Texte source
>>>>
Transcription du carnet de notes de Joannès Chazalon par Lucien Bastet (suite)

Suite du carnet (du dimanche 8 au lundi 8 novembre 1943)

 


Dimanche 8 – A 4 heures ½, nous rentrons dans la salle de classe, la porte ayant été laissée spécialement ouverte, et montons à la mairie. A ce moment Madame et M. Crouzet se lèvent et c’est avec joie que nous sommes reçus. Nous commençons d’abord par boire deux tasses de café au lait et fumer des cigarettes l’une après l’autre. A 8 heures, nous déjeunons avec tout ce qu’il faut. Mais ce n’est rien par rapport au souper et au dîner. Rien ne manque, un vrai banquet, légumes, fruits, dessert assorti, vin vieux, champagne, café rhum, vraiment il y a de quoi en prendre une indigestion. L’après-midi, nous restons à la mairie et regardons le développement de la fête compagnon. Après dîner, profitant de la nuit, nous sortons et allons nous poster sur la route des Granges où nous assistons à la représentation nocturne ; une heure après, tout est terminé et nous rentrons heureux comme des princes, non pas pour avoir pu observer de près cette fête où il n’y avait aucun entrain, mais de la réception qui nous a été offerte par Mme et M. Crouzet. Journée inoubliable dans les annales du maquis.

 

Lundi 9 – Pas besoin d’en parler, journée où nous restons couchés tout le jour. C’est une bonne vie que le maquis quand même !


Mardi 10 – 5 mois de maquis pour mon compte. Des bons et des mauvais moments ont marqué ce laps de temps. Le moral est excellent car nous sentons que la délivrance approche.


Mercredi 11 – Jeudi 12 – Vendredi 13 – Samedi 14 – Journées calmes. Rien de nouveau à signaler.
<<<<
Consigne
Recopiez le passage du carnet en commençant par « Mardi 10 – 5 » et en continuant jusqu'à « nouveau à signaler. ».

Matériel fourni
>>>>
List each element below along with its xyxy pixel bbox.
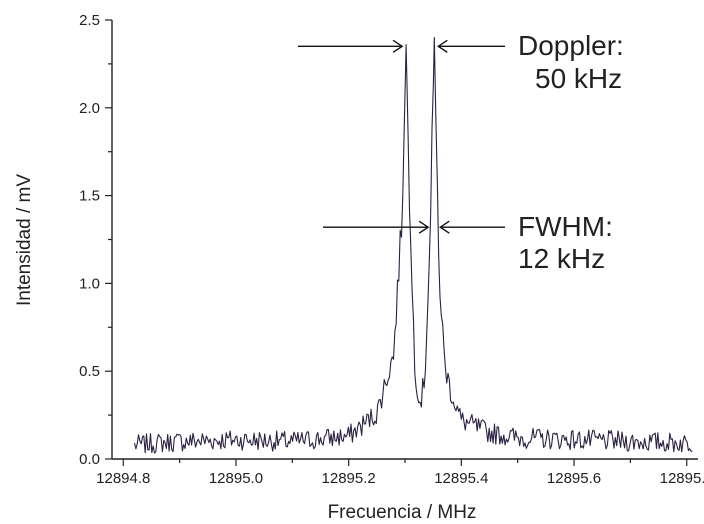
<<<<
Réponse attendue
Mardi 10 – 5 mois de maquis pour mon compte. Des bons et des mauvais moments ont marqué ce laps de temps. Le moral est excellent car nous sentons que la délivrance approche.


Mercredi 11 – Jeudi 12 – Vendredi 13 – Samedi 14 – Journées calmes. Rien de nouveau à signaler.